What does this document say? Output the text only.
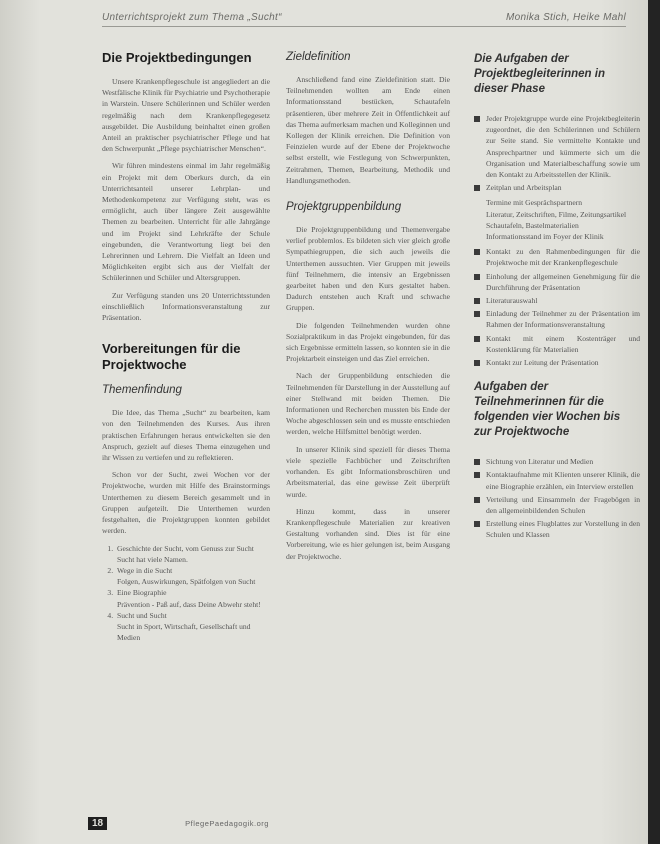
Unterrichtsprojekt zum Thema „Sucht“	Monika Stich, Heike Mahl
Die Projektbedingungen

Unsere Krankenpflegeschule ist angegliedert an die Westfälische Klinik für Psychiatrie und Psychotherapie in Warstein. Unsere Schülerinnen und Schüler werden regelmäßig nach dem Krankenpflegegesetz ausgebildet. Die Ausbildung beinhaltet einen großen Anteil an praktischer psychiatrischer Pflege und hat den Schwerpunkt „Pflege psychiatrischer Menschen“.

Wir führen mindestens einmal im Jahr regelmäßig ein Projekt mit dem Oberkurs durch, da ein Unterrichtsanteil unserer Lehrplan- und Methodenkompetenz zur Verfügung steht, was es ermöglicht, auch über längere Zeit ausgewählte Themen zu bearbeiten. Unterricht für alle Jahrgänge und im Projekt sind Lehrkräfte der Schule eingebunden, die Verantwortung liegt bei den Lehrerinnen und Lehrern. Die Vielfalt an Ideen und Möglichkeiten ergibt sich aus der Vielfalt der Schülerinnen und Schüler und Altersgruppen.

Zur Verfügung standen uns 20 Unterrichtsstunden einschließlich Informationsveranstaltung zur Präsentation.

Vorbereitungen für die Projektwoche
Themenfindung

Die Idee, das Thema „Sucht“ zu bearbeiten, kam von den Teilnehmenden des Kurses. Aus ihren praktischen Erfahrungen heraus entwickelten sie den Anspruch, gezielt auf dieses Thema einzugehen und ihr Wissen zu vertiefen und zu reflektieren.

Schon vor der Sucht, zwei Wochen vor der Projektwoche, wurden mit Hilfe des Brainstormings Unterthemen zu diesem Bereich gesammelt und in Gruppen aufgeteilt. Die Unterthemen wurden festgehalten, die Projektgruppen konnten gebildet werden.

1. Geschichte der Sucht, vom Genuss zur Sucht
Sucht hat viele Namen.
2. Wege in die Sucht
Folgen, Auswirkungen, Spätfolgen von Sucht
3. Eine Biographie
Prävention - Paß auf, dass Deine Abwehr steht!
4. Sucht und Sucht
Sucht in Sport, Wirtschaft, Gesellschaft und Medien
Zieldefinition

Anschließend fand eine Zieldefinition statt. Die Teilnehmenden wollten am Ende einen Informationsstand bestücken, Schautafeln präsentieren, über mehrere Zeit in Öffentlichkeit auf das Thema aufmerksam machen und Kolleginnen und Kollegen der Klinik erreichen. Die Definition von Feinzielen wurde auf der Ebene der Projektwoche selbst erstellt, wie Festlegung von Schwerpunkten, Zeitrahmen, Themen, Bearbeitung, Methodik und Handlungsmethoden.

Projektgruppenbildung

Die Projektgruppenbildung und Themenvergabe verlief problemlos. Es bildeten sich vier gleich große Sympathiegruppen, die sich auch jeweils die Unterthemen aussuchten. Vier Gruppen mit jeweils fünf Teilnehmern, die intensiv an Ergebnissen gearbeitet haben und den Kurs gestaltet haben. Dadurch entstehen auch Kraft und schwache Gruppen.

Die folgenden Teilnehmenden wurden ohne Sozialpraktikum in das Projekt eingebunden, für das sich Ergebnisse ermitteln lassen, so konnten sie in die Projektarbeit einsteigen und das Ziel erreichen.

Nach der Gruppenbildung entschieden die Teilnehmenden für Darstellung in der Ausstellung auf einer Stellwand mit beiden Themen. Die Informationen und Recherchen mussten bis Ende der Woche abgeschlossen sein und es musste entschieden werden, welche Hilfsmittel benötigt werden.

In unserer Klinik sind speziell für dieses Thema viele spezielle Fachbücher und Zeitschriften vorhanden. Es gibt Informationsbroschüren und Arbeitsmaterial, das eine gewisse Zeit überprüft wurde.

Hinzu kommt, dass in unserer Krankenpflegeschule Materialien zur kreativen Gestaltung vorhanden sind. Dies ist für eine Vorbereitung, wie es hier gelungen ist, beim Ausgang der Projektwoche.

Die Aufgaben der Projektbegleiterinnen in dieser Phase
Jeder Projektgruppe wurde eine Projektbegleiterin zugeordnet, die den Schülerinnen und Schülern zur Seite stand. Sie vermittelte Kontakte und Ansprechpartner und kümmerte sich um die Organisation und Materialbeschaffung sowie um den Kontakt zu Arbeitsstellen der Klinik.
Zeitplan und Arbeitsplan
Termine mit Gesprächspartnern
Literatur, Zeitschriften, Filme, Zeitungsartikel
Schautafeln, Bastelmaterialien
Informationsstand im Foyer der Klinik
Kontakt zu den Rahmenbedingungen für die Projektwoche mit der Krankenpflegeschule
Einholung der allgemeinen Genehmigung für die Durchführung der Präsentation
Literaturauswahl
Einladung der Teilnehmer zu der Präsentation im Rahmen der Informationsveranstaltung
Kontakt mit einem Kostenträger und Kostenklärung für Materialien
Kontakt zur Leitung der Präsentation
Aufgaben der Teilnehmerinnen für die folgenden vier Wochen bis zur Projektwoche
Sichtung von Literatur und Medien
Kontaktaufnahme mit Klienten unserer Klinik, die eine Biographie erzählen, ein Interview erstellen
Verteilung und Einsammeln der Fragebögen in den allgemeinbildenden Schulen
Erstellung eines Flugblattes zur Vorstellung in den Schulen und Klassen
18	PflegePaedagogik.org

→ **Task details**
Pictures in the records must not appear in the copy; transcribe everything else precisely.

→ **Task response**
What does this document say? Output the text only.
Unterrichtsprojekt zum Thema „Sucht“	Monika Stich, Heike Mahl
Die Projektbedingungen

Unsere Krankenpflegeschule ist angegliedert an die Westfälische Klinik für Psychiatrie und Psychotherapie in Warstein. Unsere Schülerinnen und Schüler werden regelmäßig nach dem Krankenpflegegesetz ausgebildet. Die Ausbildung beinhaltet einen großen Anteil an praktischer psychiatrischer Pflege und hat den Schwerpunkt „Pflege psychiatrischer Menschen“.

Wir führen mindestens einmal im Jahr regelmäßig ein Projekt mit dem Oberkurs durch, da ein Unterrichtsanteil unserer Lehrplan- und Methodenkompetenz zur Verfügung steht, was es ermöglicht, auch über längere Zeit ausgewählte Themen zu bearbeiten. Unterricht für alle Jahrgänge und im Projekt sind Lehrkräfte der Schule eingebunden, die Verantwortung liegt bei den Lehrerinnen und Lehrern. Die Vielfalt an Ideen und Möglichkeiten ergibt sich aus der Vielfalt der Schülerinnen und Schüler und Altersgruppen.

Zur Verfügung standen uns 20 Unterrichtsstunden einschließlich Informationsveranstaltung zur Präsentation.

Vorbereitungen für die Projektwoche
Themenfindung

Die Idee, das Thema „Sucht“ zu bearbeiten, kam von den Teilnehmenden des Kurses. Aus ihren praktischen Erfahrungen heraus entwickelten sie den Anspruch, gezielt auf dieses Thema einzugehen und ihr Wissen zu vertiefen und zu reflektieren.

Schon vor der Sucht, zwei Wochen vor der Projektwoche, wurden mit Hilfe des Brainstormings Unterthemen zu diesem Bereich gesammelt und in Gruppen aufgeteilt. Die Unterthemen wurden festgehalten, die Projektgruppen konnten gebildet werden.

1. Geschichte der Sucht, vom Genuss zur Sucht
Sucht hat viele Namen.
2. Wege in die Sucht
Folgen, Auswirkungen, Spätfolgen von Sucht
3. Eine Biographie
Prävention - Paß auf, dass Deine Abwehr steht!
4. Sucht und Sucht
Sucht in Sport, Wirtschaft, Gesellschaft und Medien
Zieldefinition

Anschließend fand eine Zieldefinition statt. Die Teilnehmenden wollten am Ende einen Informationsstand bestücken, Schautafeln präsentieren, über mehrere Zeit in Öffentlichkeit auf das Thema aufmerksam machen und Kolleginnen und Kollegen der Klinik erreichen. Die Definition von Feinzielen wurde auf der Ebene der Projektwoche selbst erstellt, wie Festlegung von Schwerpunkten, Zeitrahmen, Themen, Bearbeitung, Methodik und Handlungsmethoden.

Projektgruppenbildung

Die Projektgruppenbildung und Themenvergabe verlief problemlos. Es bildeten sich vier gleich große Sympathiegruppen, die sich auch jeweils die Unterthemen aussuchten. Vier Gruppen mit jeweils fünf Teilnehmern, die intensiv an Ergebnissen gearbeitet haben und den Kurs gestaltet haben. Dadurch entstehen auch Kraft und schwache Gruppen.

Die folgenden Teilnehmenden wurden ohne Sozialpraktikum in das Projekt eingebunden, für das sich Ergebnisse ermitteln lassen, so konnten sie in die Projektarbeit einsteigen und das Ziel erreichen.

Nach der Gruppenbildung entschieden die Teilnehmenden für Darstellung in der Ausstellung auf einer Stellwand mit beiden Themen. Die Informationen und Recherchen mussten bis Ende der Woche abgeschlossen sein und es musste entschieden werden, welche Hilfsmittel benötigt werden.

In unserer Klinik sind speziell für dieses Thema viele spezielle Fachbücher und Zeitschriften vorhanden. Es gibt Informationsbroschüren und Arbeitsmaterial, das eine gewisse Zeit überprüft wurde.

Hinzu kommt, dass in unserer Krankenpflegeschule Materialien zur kreativen Gestaltung vorhanden sind. Dies ist für eine Vorbereitung, wie es hier gelungen ist, beim Ausgang der Projektwoche.

Die Aufgaben der Projektbegleiterinnen in dieser Phase
Jeder Projektgruppe wurde eine Projektbegleiterin zugeordnet, die den Schülerinnen und Schülern zur Seite stand. Sie vermittelte Kontakte und Ansprechpartner und kümmerte sich um die Organisation und Materialbeschaffung sowie um den Kontakt zu Arbeitsstellen der Klinik.
Zeitplan und Arbeitsplan
Termine mit Gesprächspartnern
Literatur, Zeitschriften, Filme, Zeitungsartikel
Schautafeln, Bastelmaterialien
Informationsstand im Foyer der Klinik
Kontakt zu den Rahmenbedingungen für die Projektwoche mit der Krankenpflegeschule
Einholung der allgemeinen Genehmigung für die Durchführung der Präsentation
Literaturauswahl
Einladung der Teilnehmer zu der Präsentation im Rahmen der Informationsveranstaltung
Kontakt mit einem Kostenträger und Kostenklärung für Materialien
Kontakt zur Leitung der Präsentation
Aufgaben der Teilnehmerinnen für die folgenden vier Wochen bis zur Projektwoche
Sichtung von Literatur und Medien
Kontaktaufnahme mit Klienten unserer Klinik, die eine Biographie erzählen, ein Interview erstellen
Verteilung und Einsammeln der Fragebögen in den allgemeinbildenden Schulen
Erstellung eines Flugblattes zur Vorstellung in den Schulen und Klassen
18	PflegePaedagogik.org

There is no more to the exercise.